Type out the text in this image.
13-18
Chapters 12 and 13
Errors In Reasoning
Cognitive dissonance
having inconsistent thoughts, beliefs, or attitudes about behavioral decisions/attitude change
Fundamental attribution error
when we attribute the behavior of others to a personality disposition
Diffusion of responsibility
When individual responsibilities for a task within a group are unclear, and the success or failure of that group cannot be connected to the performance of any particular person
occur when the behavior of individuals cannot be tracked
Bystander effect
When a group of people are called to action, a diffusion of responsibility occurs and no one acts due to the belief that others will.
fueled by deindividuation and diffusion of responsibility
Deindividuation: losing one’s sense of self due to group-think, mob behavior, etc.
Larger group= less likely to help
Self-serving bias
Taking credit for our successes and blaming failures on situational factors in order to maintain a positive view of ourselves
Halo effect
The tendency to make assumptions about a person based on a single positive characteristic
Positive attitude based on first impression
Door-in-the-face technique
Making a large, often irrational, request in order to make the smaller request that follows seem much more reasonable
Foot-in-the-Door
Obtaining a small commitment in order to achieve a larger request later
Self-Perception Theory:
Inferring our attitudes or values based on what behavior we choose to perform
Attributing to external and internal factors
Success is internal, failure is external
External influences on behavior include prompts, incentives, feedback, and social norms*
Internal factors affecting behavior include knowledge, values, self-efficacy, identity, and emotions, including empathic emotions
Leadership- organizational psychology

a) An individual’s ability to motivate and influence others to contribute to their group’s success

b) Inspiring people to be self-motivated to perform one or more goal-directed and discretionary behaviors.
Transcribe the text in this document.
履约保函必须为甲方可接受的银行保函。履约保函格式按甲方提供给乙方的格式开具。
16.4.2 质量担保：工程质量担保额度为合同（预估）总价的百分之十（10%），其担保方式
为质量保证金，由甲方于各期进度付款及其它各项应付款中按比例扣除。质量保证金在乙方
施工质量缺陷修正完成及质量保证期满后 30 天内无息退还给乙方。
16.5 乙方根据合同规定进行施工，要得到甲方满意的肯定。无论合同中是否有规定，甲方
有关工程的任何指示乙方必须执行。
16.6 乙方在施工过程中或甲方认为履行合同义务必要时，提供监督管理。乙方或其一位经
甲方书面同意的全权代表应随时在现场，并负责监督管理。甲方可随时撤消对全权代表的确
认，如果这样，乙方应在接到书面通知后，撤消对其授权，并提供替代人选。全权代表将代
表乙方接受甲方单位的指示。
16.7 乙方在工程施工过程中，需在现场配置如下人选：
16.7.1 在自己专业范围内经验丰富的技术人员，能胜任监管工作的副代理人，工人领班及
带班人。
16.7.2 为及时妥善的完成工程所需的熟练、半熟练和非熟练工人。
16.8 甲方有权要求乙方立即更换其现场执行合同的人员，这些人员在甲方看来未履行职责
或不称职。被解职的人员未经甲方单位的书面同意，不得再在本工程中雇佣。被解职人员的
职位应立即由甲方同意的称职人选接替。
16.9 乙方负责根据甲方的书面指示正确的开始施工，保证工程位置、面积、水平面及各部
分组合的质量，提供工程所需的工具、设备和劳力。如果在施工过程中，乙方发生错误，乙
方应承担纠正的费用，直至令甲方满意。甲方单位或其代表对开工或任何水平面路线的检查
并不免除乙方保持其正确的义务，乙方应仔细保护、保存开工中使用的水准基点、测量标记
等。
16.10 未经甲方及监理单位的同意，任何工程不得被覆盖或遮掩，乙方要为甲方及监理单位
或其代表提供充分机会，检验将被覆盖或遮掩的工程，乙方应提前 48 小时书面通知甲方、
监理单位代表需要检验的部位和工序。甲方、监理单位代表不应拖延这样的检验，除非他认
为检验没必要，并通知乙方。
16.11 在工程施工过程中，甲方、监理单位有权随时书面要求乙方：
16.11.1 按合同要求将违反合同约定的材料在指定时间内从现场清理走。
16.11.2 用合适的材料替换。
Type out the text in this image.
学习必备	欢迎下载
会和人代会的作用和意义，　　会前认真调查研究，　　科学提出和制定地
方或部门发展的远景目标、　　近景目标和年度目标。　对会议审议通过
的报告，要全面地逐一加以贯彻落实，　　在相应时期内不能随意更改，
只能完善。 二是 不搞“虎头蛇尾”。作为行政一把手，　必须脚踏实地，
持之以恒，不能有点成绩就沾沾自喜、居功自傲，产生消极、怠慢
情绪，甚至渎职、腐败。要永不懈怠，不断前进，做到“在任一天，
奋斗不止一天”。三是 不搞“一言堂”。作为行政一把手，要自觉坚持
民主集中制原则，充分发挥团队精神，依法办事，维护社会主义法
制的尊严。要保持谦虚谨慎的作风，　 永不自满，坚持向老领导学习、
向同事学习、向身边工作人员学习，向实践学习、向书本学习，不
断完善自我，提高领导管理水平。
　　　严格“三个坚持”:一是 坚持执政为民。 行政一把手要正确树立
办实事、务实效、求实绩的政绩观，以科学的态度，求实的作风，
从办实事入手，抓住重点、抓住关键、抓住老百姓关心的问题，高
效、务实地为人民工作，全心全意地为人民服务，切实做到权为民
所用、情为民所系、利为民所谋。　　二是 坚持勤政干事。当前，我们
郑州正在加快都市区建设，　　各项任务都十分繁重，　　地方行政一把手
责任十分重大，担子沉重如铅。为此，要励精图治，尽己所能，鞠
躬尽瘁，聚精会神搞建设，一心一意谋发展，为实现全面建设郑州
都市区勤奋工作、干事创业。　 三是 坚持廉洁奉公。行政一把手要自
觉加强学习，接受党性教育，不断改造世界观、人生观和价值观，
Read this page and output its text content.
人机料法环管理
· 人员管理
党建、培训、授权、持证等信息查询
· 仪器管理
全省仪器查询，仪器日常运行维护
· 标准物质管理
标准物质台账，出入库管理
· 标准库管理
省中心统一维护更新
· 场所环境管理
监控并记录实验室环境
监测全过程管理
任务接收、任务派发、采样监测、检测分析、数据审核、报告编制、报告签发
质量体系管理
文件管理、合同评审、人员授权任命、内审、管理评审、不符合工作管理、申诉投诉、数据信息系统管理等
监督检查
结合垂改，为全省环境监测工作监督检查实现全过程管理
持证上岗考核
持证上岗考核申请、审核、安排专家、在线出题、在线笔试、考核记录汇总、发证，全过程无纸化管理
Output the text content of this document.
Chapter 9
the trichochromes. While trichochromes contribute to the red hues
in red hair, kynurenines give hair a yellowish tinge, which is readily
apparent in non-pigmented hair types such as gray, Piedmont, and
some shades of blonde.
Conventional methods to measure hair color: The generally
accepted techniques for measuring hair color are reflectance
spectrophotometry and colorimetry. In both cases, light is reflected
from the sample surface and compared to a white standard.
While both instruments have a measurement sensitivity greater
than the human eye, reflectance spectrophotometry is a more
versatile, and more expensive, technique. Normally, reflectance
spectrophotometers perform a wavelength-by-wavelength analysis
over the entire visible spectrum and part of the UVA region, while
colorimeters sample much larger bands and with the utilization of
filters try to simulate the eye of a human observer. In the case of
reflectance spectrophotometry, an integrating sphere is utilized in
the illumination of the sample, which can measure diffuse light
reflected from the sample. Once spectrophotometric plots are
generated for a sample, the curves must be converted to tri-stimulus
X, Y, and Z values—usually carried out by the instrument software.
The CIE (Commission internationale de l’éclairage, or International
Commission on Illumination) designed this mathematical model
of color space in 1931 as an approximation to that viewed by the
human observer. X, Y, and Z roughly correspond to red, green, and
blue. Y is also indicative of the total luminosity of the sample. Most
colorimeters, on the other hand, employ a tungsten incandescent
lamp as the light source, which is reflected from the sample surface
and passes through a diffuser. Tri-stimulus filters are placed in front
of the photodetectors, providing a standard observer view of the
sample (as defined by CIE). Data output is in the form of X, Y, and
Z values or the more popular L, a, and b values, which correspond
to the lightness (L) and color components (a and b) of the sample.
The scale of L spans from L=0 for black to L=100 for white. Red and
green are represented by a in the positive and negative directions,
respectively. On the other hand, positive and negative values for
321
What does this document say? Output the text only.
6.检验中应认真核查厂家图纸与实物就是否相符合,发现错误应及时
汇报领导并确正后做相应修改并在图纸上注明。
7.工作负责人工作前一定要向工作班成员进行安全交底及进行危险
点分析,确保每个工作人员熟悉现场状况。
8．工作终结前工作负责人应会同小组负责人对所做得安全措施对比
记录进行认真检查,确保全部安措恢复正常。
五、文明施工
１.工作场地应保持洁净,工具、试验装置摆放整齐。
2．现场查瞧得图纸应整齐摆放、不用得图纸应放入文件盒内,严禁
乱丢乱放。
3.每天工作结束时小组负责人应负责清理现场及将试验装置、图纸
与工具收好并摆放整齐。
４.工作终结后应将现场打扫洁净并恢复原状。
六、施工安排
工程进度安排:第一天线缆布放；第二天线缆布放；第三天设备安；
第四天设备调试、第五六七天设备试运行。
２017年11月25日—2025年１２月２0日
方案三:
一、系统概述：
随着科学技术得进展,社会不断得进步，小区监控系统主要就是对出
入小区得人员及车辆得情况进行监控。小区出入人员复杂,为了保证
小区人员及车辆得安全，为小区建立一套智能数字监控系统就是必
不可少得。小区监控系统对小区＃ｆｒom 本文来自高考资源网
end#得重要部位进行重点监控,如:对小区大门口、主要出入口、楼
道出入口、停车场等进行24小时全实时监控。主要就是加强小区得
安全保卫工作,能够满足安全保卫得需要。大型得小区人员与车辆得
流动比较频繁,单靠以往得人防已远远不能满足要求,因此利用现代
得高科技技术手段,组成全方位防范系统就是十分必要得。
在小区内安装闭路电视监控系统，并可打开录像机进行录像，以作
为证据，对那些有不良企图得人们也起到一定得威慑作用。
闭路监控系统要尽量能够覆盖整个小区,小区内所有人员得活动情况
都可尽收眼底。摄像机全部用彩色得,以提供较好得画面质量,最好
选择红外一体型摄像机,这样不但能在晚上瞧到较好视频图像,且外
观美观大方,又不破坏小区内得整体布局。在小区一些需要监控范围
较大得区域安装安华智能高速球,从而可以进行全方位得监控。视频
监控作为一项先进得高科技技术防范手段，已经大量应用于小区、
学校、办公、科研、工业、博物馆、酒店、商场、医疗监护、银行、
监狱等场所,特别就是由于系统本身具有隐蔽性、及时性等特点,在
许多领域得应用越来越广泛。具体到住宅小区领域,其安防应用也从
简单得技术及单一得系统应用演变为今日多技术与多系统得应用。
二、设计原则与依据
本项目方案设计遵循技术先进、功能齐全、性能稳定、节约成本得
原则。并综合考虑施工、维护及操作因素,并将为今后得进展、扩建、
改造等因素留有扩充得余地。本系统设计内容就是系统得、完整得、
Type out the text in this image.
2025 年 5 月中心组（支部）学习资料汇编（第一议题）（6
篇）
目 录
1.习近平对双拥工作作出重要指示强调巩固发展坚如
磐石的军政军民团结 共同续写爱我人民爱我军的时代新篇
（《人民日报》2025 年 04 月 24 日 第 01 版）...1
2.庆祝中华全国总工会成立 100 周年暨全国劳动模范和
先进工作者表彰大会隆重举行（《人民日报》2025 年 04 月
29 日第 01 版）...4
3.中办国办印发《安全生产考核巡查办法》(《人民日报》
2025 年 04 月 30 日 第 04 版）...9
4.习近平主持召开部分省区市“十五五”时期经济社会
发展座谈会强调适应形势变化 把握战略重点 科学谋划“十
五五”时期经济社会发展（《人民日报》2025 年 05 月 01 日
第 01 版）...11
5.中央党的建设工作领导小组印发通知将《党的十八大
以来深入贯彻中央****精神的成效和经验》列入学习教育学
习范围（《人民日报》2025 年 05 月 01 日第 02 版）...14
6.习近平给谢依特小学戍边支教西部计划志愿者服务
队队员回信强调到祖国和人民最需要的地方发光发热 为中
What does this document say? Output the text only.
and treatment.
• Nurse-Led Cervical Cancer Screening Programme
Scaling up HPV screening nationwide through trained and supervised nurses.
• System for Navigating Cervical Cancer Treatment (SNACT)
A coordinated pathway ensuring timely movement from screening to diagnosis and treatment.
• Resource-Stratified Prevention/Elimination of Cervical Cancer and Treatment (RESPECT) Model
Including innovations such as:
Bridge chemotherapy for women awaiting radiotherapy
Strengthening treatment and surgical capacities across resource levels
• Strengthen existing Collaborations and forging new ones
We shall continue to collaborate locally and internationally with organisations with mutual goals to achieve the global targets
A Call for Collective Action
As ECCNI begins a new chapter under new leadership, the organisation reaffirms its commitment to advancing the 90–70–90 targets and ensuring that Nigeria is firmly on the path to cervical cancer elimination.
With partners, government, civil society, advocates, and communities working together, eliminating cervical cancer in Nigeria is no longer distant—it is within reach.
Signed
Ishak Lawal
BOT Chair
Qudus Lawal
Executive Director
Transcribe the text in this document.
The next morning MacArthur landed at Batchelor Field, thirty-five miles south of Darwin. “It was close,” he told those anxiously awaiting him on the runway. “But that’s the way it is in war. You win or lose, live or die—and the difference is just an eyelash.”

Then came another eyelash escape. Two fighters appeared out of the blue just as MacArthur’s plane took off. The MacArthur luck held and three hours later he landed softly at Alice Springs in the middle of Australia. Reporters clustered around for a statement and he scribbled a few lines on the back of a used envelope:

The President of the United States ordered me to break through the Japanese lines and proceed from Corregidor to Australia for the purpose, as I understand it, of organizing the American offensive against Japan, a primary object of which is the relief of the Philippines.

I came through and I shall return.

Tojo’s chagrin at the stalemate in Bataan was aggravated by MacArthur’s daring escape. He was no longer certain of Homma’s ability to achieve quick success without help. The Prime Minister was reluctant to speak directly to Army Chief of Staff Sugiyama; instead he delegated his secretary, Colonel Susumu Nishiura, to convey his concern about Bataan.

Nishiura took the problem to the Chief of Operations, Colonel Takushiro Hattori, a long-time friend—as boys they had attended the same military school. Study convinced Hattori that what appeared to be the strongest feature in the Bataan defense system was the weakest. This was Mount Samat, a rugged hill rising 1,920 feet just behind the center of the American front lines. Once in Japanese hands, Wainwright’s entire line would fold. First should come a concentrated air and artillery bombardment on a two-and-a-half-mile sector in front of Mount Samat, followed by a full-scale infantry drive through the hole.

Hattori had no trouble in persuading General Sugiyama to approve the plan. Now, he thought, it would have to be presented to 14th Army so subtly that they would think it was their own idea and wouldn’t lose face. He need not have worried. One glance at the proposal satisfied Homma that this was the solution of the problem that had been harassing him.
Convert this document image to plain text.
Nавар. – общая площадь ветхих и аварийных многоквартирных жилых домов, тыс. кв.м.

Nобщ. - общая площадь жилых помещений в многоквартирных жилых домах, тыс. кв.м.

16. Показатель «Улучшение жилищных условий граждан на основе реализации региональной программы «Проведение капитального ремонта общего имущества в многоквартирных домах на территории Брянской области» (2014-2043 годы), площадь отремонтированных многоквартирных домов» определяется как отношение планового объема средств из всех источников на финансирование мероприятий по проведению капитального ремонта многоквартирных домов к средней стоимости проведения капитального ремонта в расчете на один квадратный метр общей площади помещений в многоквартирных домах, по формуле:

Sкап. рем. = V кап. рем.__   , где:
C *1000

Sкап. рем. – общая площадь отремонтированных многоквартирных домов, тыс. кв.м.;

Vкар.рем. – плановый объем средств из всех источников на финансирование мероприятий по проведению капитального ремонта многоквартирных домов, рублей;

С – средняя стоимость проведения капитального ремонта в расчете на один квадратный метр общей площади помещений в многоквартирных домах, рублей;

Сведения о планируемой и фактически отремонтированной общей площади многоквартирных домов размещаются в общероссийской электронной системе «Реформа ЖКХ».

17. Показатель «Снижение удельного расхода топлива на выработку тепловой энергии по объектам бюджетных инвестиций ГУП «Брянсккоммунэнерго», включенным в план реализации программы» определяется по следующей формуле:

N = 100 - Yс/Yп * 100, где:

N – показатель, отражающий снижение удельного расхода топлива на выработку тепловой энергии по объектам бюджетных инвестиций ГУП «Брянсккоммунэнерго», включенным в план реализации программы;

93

EXERCISE GOAL » Pick out every line holding the string "contribute" and return it.

RESPONSE FOR THIS EXERCISE »
a) An individual’s ability to motivate and influence others to contribute to their group’s success
the trichochromes. While trichochromes contribute to the red hues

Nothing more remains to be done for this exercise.